* [Exercise prompt] Skip any picture you find and retype all the remaining lines exactly.

* [Records contained in a dataset]
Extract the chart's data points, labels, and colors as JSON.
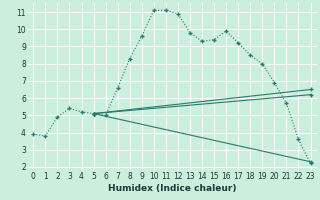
{
  "xlabel": "Humidex (Indice chaleur)",
  "bg_color": "#cceedd",
  "line_color": "#2a7a6a",
  "grid_color": "#ffffff",
  "xlim": [
    -0.5,
    23.5
  ],
  "ylim": [
    1.8,
    11.5
  ],
  "xticks": [
    0,
    1,
    2,
    3,
    4,
    5,
    6,
    7,
    8,
    9,
    10,
    11,
    12,
    13,
    14,
    15,
    16,
    17,
    18,
    19,
    20,
    21,
    22,
    23
  ],
  "yticks": [
    2,
    3,
    4,
    5,
    6,
    7,
    8,
    9,
    10,
    11
  ],
  "series": [
    {
      "x": [
        0,
        1,
        2,
        3,
        4,
        5,
        6,
        7,
        8,
        9,
        10,
        11,
        12,
        13,
        14,
        15,
        16,
        17,
        18,
        19,
        20,
        21,
        22,
        23
      ],
      "y": [
        3.9,
        3.8,
        4.9,
        5.4,
        5.2,
        5.1,
        5.0,
        6.6,
        8.3,
        9.6,
        11.1,
        11.1,
        10.9,
        9.8,
        9.3,
        9.4,
        9.9,
        9.2,
        8.5,
        8.0,
        6.9,
        5.7,
        3.6,
        2.2
      ]
    },
    {
      "x": [
        5,
        23
      ],
      "y": [
        5.1,
        6.5
      ]
    },
    {
      "x": [
        5,
        23
      ],
      "y": [
        5.1,
        6.2
      ]
    },
    {
      "x": [
        5,
        23
      ],
      "y": [
        5.1,
        2.3
      ]
    }
  ]
}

* [Exercise output]
Extract the chart's data points, labels, and colors as JSON.
{
  "xlabel": "Humidex (Indice chaleur)",
  "bg_color": "#cceedd",
  "line_color": "#2a7a6a",
  "grid_color": "#ffffff",
  "xlim": [
    -0.5,
    23.5
  ],
  "ylim": [
    1.8,
    11.5
  ],
  "xticks": [
    0,
    1,
    2,
    3,
    4,
    5,
    6,
    7,
    8,
    9,
    10,
    11,
    12,
    13,
    14,
    15,
    16,
    17,
    18,
    19,
    20,
    21,
    22,
    23
  ],
  "yticks": [
    2,
    3,
    4,
    5,
    6,
    7,
    8,
    9,
    10,
    11
  ],
  "series": [
    {
      "x": [
        0,
        1,
        2,
        3,
        4,
        5,
        6,
        7,
        8,
        9,
        10,
        11,
        12,
        13,
        14,
        15,
        16,
        17,
        18,
        19,
        20,
        21,
        22,
        23
      ],
      "y": [
        3.9,
        3.8,
        4.9,
        5.4,
        5.2,
        5.1,
        5.0,
        6.6,
        8.3,
        9.6,
        11.1,
        11.1,
        10.9,
        9.8,
        9.3,
        9.4,
        9.9,
        9.2,
        8.5,
        8.0,
        6.9,
        5.7,
        3.6,
        2.2
      ]
    },
    {
      "x": [
        5,
        23
      ],
      "y": [
        5.1,
        6.5
      ]
    },
    {
      "x": [
        5,
        23
      ],
      "y": [
        5.1,
        6.2
      ]
    },
    {
      "x": [
        5,
        23
      ],
      "y": [
        5.1,
        2.3
      ]
    }
  ]
}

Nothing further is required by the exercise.